Task >>
The required output is a single number: how many lines of the material contain the string "bola".

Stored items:
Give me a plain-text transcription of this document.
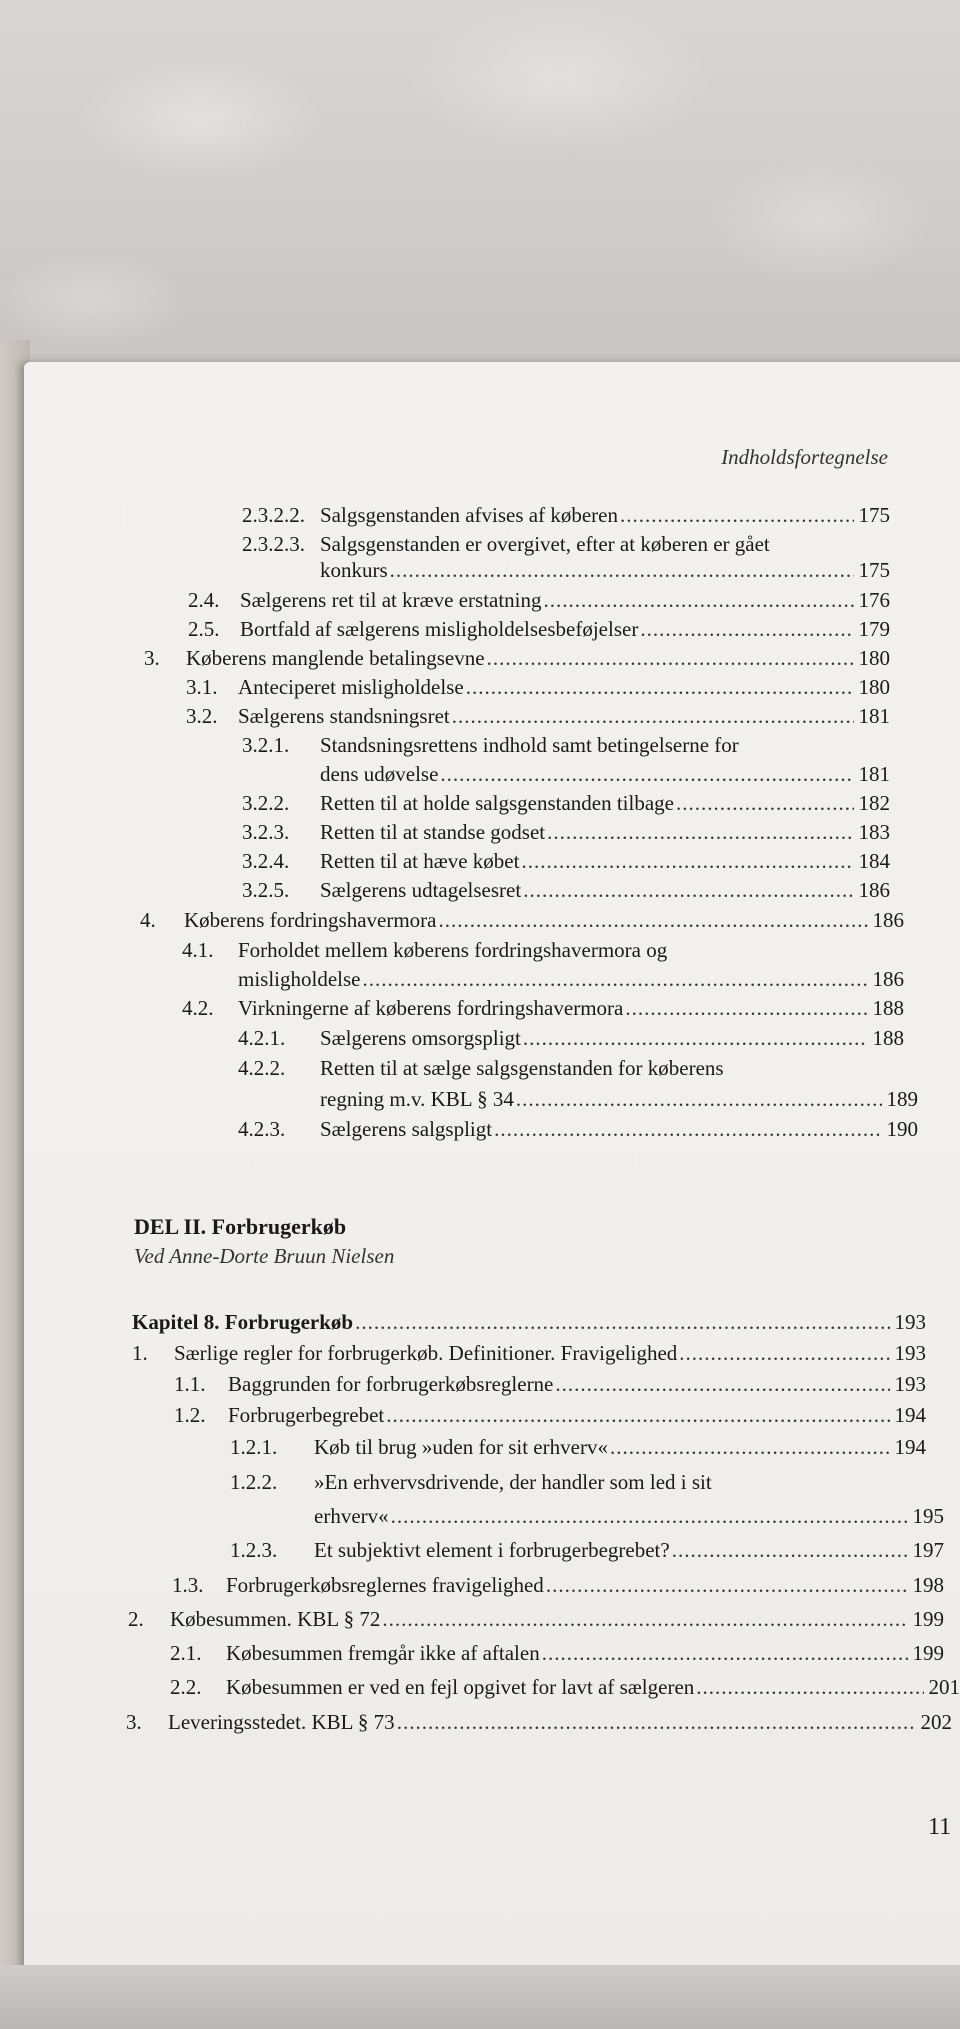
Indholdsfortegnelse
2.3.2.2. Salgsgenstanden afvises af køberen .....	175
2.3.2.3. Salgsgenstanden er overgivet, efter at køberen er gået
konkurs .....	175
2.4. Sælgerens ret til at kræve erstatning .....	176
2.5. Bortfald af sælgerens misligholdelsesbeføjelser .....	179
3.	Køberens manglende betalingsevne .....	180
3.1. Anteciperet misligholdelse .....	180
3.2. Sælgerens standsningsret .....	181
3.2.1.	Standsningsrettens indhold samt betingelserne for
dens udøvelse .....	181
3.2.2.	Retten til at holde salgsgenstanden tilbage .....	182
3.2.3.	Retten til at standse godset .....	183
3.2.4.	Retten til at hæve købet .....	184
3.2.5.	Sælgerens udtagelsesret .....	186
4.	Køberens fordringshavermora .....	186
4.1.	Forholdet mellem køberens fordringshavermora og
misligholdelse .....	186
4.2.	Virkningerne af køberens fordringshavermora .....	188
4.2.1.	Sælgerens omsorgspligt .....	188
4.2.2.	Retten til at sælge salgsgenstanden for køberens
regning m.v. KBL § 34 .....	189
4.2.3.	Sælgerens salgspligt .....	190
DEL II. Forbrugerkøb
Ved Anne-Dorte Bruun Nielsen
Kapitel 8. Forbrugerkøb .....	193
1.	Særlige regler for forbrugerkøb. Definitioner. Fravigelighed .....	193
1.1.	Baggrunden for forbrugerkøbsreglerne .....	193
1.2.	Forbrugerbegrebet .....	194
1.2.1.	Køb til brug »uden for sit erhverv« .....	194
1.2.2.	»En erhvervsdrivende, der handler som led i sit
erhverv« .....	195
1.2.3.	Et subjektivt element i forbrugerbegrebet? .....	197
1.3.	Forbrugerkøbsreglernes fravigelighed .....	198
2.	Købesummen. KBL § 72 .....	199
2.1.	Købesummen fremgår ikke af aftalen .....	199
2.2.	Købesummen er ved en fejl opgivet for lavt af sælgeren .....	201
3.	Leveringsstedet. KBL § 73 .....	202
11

* * *

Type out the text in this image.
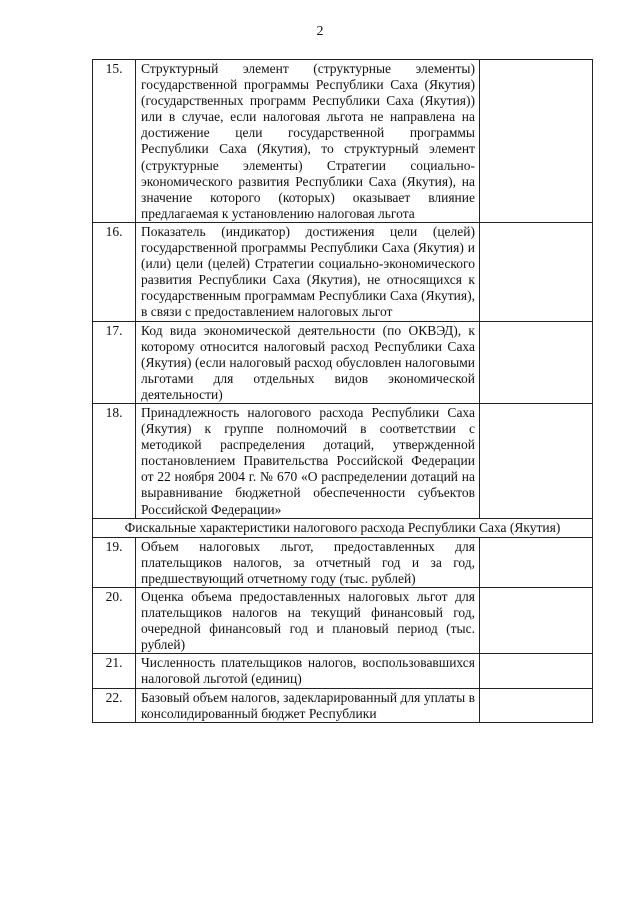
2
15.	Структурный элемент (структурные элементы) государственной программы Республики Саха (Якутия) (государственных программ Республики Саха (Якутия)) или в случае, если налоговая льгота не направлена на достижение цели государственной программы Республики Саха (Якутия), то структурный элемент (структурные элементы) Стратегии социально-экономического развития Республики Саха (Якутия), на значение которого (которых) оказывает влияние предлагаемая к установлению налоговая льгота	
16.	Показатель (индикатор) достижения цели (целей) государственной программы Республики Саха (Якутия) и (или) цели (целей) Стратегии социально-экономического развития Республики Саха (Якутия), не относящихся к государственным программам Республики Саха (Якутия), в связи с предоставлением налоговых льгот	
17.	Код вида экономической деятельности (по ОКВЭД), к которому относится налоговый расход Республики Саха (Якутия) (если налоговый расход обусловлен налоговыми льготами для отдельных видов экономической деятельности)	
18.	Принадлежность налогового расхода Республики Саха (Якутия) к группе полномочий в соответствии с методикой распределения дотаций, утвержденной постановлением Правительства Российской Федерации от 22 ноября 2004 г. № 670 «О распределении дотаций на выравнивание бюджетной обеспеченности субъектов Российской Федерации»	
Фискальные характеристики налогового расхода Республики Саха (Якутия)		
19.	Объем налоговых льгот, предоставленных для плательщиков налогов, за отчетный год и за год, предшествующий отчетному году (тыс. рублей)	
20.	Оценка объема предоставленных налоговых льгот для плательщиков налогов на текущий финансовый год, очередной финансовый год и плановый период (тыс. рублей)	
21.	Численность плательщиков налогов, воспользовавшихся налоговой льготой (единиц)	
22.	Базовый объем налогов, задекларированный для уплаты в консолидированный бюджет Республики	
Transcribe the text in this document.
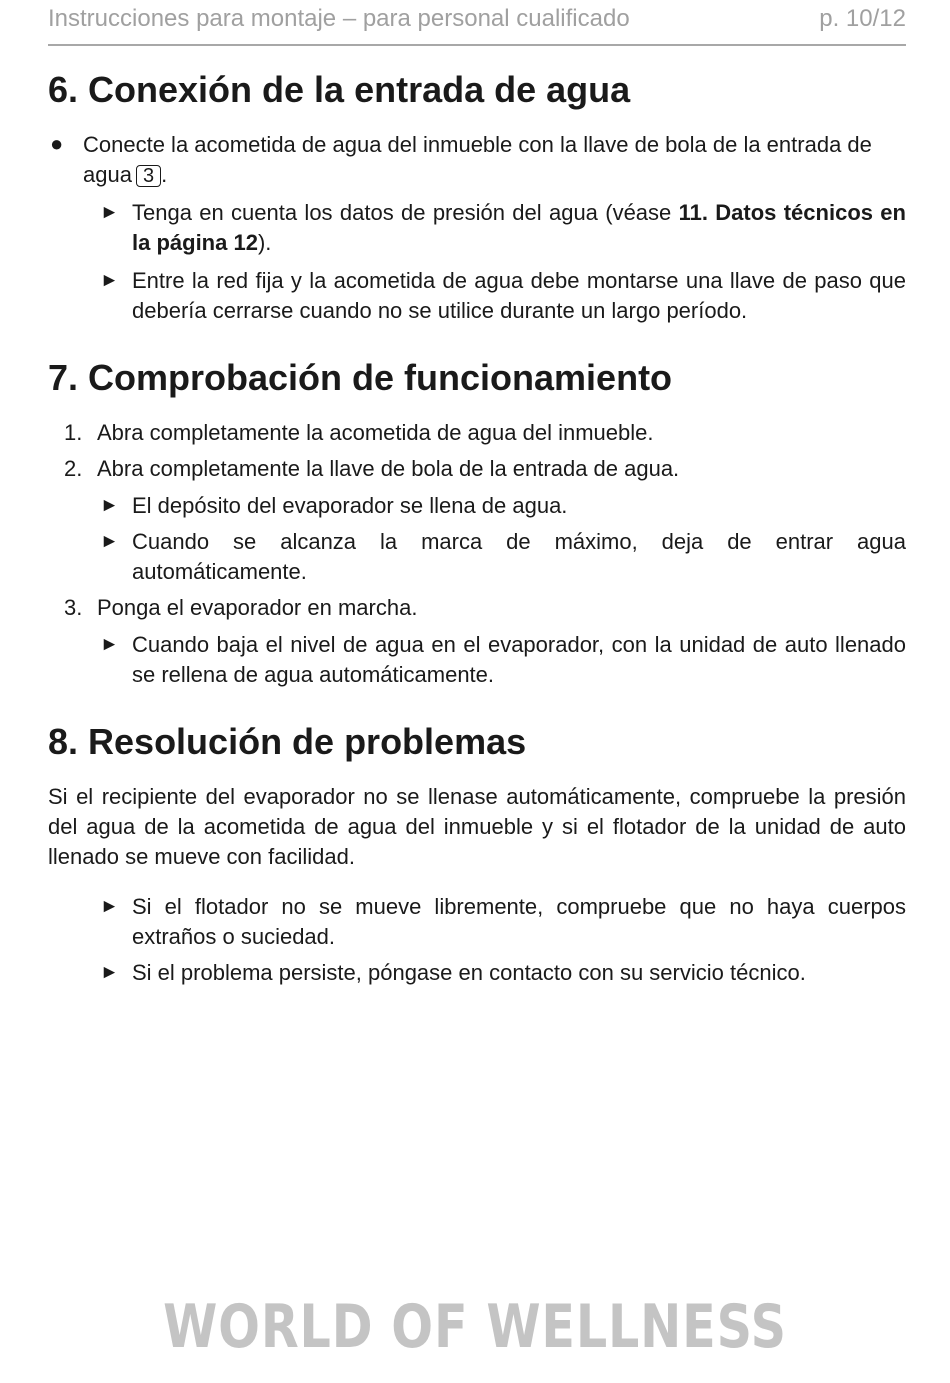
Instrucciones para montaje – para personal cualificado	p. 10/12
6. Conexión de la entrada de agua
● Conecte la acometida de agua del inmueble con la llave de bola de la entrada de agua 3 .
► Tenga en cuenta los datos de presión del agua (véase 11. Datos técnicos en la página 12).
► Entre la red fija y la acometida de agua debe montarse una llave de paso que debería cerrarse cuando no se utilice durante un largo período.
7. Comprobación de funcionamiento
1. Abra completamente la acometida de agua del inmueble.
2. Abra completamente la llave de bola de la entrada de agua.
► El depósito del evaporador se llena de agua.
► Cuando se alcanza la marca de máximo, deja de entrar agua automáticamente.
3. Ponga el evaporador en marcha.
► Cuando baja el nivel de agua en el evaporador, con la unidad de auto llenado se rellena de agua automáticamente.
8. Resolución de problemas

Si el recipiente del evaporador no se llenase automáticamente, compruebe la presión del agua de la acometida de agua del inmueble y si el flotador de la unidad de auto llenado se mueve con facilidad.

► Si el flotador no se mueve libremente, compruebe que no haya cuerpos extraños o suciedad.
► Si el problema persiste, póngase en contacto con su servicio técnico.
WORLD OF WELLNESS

Exercise output >>
2